▶ _Texte du document_:
--

Ce triptyque est révélateur d’un metteur en scène inspiré dans ses concepts et
néanmoins proche de ses interprètes, avec une direction d’acteur extrêmement
précise, exigeante et un casting loin d’être laissé au hasard. Erwin Schrott en
2009 par exemple, travaillé au corps, crée un Leporello d’anthologie : looser,
toxicomane, et incapable de s’arracher de la symbiose avec son patron. Un
marginal affublé de tics qui fait passer les douleurs de la blessure de Don
Giovanni au moyen d’une seringue de morphine ou d’héroïne.
La monstruosité des pulsions intérieures et le lustre
des surfaces
Le soin apporté à la construction des personnages est un moyen de
prédilection de Claus Guth pour illuminer la profondeur psychologique des
œuvres. Peut-être est-ce précisément cela qui évite au metteur en scène le
piège dans lequel tombent certains de ses pairs à la carrière dont la longévité
et la stabilité n’est possible qu’en provoquant un certain consensus, et donc
un manque de folie. Claus Guth n’a pas peur d’explorer les imperfections des
personnages. Des productions telles que celle de Die Frau ohne Schatten de
Richard Strauss à la Scala de Milan en 2012, reprise à Covent Garden l’année
suivante, kaléidoscope freudien de projections de l’esprit du personnage
principal de l’Impératrice, témoignent d’une passion pour les possibilités théâtrales
qu’offre l’inconscient. Du travail de Claus Guth émane une fascination pour les
tensions entre la monstruosité des pulsions intérieures et le lustre des
surfaces. Les mobiles et les volontés, scrutés par l’œil aiguisé du metteur en
scène, sont dépouillés et les personnages écorchés vifs. Les ressorts
dramatiques des carambolages humains que sont la plupart des opéras nous
apparaissent avec une vérité accablante. L’on ressent chez Claus Guth, comme
souvent dans les productions modernes au retentissement durable, – et le
metteur en scène en a signé plus d’une – que les sujets du drame ont peu ou
rien appris de leur expérience. Nous – les spectateurs – sommes les sujets que
Claus Guth responsabilise au fil de ses mises en scènes qui sont comme autant
de miroirs critiques. Claus Guth nous promet un Rigoletto sans
espoir de rédemption et nul doute que le metteur en scène saura offrir à
l’œuvre des prolongements insoupçonnés.

--

▶ _Données sources_:
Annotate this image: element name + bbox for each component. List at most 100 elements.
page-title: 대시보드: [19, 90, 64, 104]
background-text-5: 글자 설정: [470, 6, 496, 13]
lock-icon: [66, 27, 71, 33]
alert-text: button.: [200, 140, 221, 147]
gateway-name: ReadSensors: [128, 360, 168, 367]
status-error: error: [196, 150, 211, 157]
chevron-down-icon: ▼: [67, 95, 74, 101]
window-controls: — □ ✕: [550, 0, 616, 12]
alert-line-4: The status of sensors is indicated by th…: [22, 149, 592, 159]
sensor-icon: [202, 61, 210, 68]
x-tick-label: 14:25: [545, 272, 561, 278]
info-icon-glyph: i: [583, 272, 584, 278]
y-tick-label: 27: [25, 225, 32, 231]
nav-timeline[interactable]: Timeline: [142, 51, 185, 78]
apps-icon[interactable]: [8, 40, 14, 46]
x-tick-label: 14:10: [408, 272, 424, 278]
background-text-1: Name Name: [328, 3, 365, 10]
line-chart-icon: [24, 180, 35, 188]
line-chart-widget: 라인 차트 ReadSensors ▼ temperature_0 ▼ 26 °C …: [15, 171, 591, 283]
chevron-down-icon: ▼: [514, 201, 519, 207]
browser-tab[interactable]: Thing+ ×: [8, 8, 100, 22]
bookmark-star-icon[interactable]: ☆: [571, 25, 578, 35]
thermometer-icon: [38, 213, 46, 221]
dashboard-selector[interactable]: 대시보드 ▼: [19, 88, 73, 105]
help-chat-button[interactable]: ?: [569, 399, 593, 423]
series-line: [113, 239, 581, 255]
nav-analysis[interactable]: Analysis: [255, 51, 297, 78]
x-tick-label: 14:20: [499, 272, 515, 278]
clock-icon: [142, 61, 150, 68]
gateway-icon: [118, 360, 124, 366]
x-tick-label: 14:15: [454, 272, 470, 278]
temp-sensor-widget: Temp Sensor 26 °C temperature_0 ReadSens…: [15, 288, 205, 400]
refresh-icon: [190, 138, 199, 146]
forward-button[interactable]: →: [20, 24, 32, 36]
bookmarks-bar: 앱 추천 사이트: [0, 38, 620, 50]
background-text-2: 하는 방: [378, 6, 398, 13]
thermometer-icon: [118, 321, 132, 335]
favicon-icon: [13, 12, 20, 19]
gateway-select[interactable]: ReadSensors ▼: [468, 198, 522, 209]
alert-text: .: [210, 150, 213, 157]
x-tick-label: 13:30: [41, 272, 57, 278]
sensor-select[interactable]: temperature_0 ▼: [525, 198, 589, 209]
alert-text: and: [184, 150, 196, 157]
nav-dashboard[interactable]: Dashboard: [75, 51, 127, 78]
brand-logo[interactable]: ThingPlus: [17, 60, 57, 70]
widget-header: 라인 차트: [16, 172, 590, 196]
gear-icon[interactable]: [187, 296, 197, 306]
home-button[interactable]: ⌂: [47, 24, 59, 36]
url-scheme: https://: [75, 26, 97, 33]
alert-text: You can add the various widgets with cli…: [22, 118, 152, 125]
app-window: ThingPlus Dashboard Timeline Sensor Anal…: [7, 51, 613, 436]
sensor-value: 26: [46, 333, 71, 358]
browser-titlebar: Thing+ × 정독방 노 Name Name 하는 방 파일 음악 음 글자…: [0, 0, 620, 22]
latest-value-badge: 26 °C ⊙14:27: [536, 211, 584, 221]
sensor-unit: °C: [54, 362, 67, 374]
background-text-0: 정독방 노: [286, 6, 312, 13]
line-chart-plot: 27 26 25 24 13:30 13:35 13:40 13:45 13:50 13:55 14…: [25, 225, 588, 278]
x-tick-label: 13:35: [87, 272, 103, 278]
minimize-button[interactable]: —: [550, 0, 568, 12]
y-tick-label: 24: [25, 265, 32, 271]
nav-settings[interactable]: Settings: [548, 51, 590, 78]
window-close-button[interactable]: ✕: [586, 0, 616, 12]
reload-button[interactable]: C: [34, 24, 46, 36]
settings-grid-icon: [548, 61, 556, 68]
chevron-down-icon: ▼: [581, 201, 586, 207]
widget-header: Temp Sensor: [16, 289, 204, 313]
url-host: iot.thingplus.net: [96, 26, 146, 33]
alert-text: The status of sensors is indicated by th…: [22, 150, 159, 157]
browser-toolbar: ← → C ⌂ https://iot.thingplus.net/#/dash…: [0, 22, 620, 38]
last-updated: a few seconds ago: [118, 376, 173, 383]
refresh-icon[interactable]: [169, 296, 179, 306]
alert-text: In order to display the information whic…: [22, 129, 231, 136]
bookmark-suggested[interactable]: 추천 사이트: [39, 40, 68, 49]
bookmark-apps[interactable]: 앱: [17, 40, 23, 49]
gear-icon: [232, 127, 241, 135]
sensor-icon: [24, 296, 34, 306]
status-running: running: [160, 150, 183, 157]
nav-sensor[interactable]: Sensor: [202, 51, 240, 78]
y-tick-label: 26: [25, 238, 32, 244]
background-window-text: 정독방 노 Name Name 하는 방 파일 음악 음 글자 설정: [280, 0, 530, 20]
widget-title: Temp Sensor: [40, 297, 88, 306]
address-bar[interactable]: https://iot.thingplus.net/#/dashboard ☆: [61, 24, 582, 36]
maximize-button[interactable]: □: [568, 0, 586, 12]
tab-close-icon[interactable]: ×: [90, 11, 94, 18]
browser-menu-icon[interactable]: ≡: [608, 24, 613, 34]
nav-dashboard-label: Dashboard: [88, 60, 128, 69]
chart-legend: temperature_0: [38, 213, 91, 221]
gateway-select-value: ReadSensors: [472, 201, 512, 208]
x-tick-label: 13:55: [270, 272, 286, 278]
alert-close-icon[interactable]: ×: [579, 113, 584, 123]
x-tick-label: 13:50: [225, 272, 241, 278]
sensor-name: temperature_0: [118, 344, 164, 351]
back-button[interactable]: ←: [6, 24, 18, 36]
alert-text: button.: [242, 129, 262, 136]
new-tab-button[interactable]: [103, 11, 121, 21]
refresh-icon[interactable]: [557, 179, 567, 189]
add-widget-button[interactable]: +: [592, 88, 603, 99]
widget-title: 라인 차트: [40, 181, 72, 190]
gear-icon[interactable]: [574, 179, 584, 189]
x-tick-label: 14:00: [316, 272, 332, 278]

--

▶ _Consigne_: Reprenez le passage du texte sur Claus Guth qui commence par « Ce triptyque est » et se poursuit jusqu'à « morphine ou d’héroïne. », en remplaçant « seringue » par « injection ».

▶ _Réponse attendue_:
Ce triptyque est révélateur d’un metteur en scène inspiré dans ses concepts et
néanmoins proche de ses interprètes, avec une direction d’acteur extrêmement
précise, exigeante et un casting loin d’être laissé au hasard. Erwin Schrott en
2009 par exemple, travaillé au corps, crée un Leporello d’anthologie : looser,
toxicomane, et incapable de s’arracher de la symbiose avec son patron. Un
marginal affublé de tics qui fait passer les douleurs de la blessure de Don
Giovanni au moyen d’une injection de morphine ou d’héroïne.